-- Working data --

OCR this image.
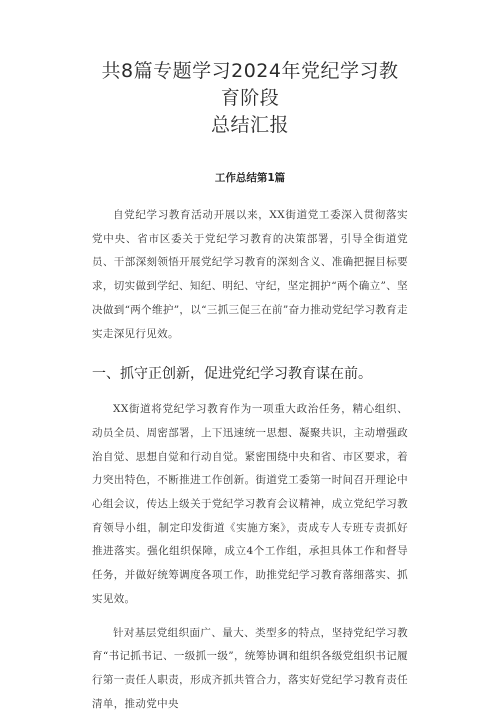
共8篇专题学习2024年党纪学习教育阶段
总结汇报
工作总结第1篇

自党纪学习教育活动开展以来，XX街道党工委深入贯彻落实党中央、省市区委关于党纪学习教育的决策部署，引导全街道党员、干部深刻领悟开展党纪学习教育的深刻含义、准确把握目标要求，切实做到学纪、知纪、明纪、守纪，坚定拥护“两个确立”、坚决做到“两个维护”，以“三抓三促三在前”奋力推动党纪学习教育走实走深见行见效。

一、抓守正创新，促进党纪学习教育谋在前。

XX街道将党纪学习教育作为一项重大政治任务，精心组织、动员全员、周密部署，上下迅速统一思想、凝聚共识，主动增强政治自觉、思想自觉和行动自觉。紧密围绕中央和省、市区要求，着力突出特色，不断推进工作创新。街道党工委第一时间召开理论中心组会议，传达上级关于党纪学习教育会议精神，成立党纪学习教育领导小组，制定印发街道《实施方案》，责成专人专班专责抓好推进落实。强化组织保障，成立4个工作组，承担具体工作和督导任务，并做好统筹调度各项工作，助推党纪学习教育落细落实、抓实见效。

针对基层党组织面广、量大、类型多的特点，坚持党纪学习教育“书记抓书记、一级抓一级”，统筹协调和组织各级党组织书记履行第一责任人职责，形成齐抓共管合力，落实好党纪学习教育责任清单，推动党中央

-- What you need to do --
Your task is to reproduce all of the material exactly. The pictures stay out.

-- Written response --
OCR this image.
共8篇专题学习2024年党纪学习教育阶段
总结汇报
工作总结第1篇

自党纪学习教育活动开展以来，XX街道党工委深入贯彻落实党中央、省市区委关于党纪学习教育的决策部署，引导全街道党员、干部深刻领悟开展党纪学习教育的深刻含义、准确把握目标要求，切实做到学纪、知纪、明纪、守纪，坚定拥护“两个确立”、坚决做到“两个维护”，以“三抓三促三在前”奋力推动党纪学习教育走实走深见行见效。

一、抓守正创新，促进党纪学习教育谋在前。

XX街道将党纪学习教育作为一项重大政治任务，精心组织、动员全员、周密部署，上下迅速统一思想、凝聚共识，主动增强政治自觉、思想自觉和行动自觉。紧密围绕中央和省、市区要求，着力突出特色，不断推进工作创新。街道党工委第一时间召开理论中心组会议，传达上级关于党纪学习教育会议精神，成立党纪学习教育领导小组，制定印发街道《实施方案》，责成专人专班专责抓好推进落实。强化组织保障，成立4个工作组，承担具体工作和督导任务，并做好统筹调度各项工作，助推党纪学习教育落细落实、抓实见效。

针对基层党组织面广、量大、类型多的特点，坚持党纪学习教育“书记抓书记、一级抓一级”，统筹协调和组织各级党组织书记履行第一责任人职责，形成齐抓共管合力，落实好党纪学习教育责任清单，推动党中央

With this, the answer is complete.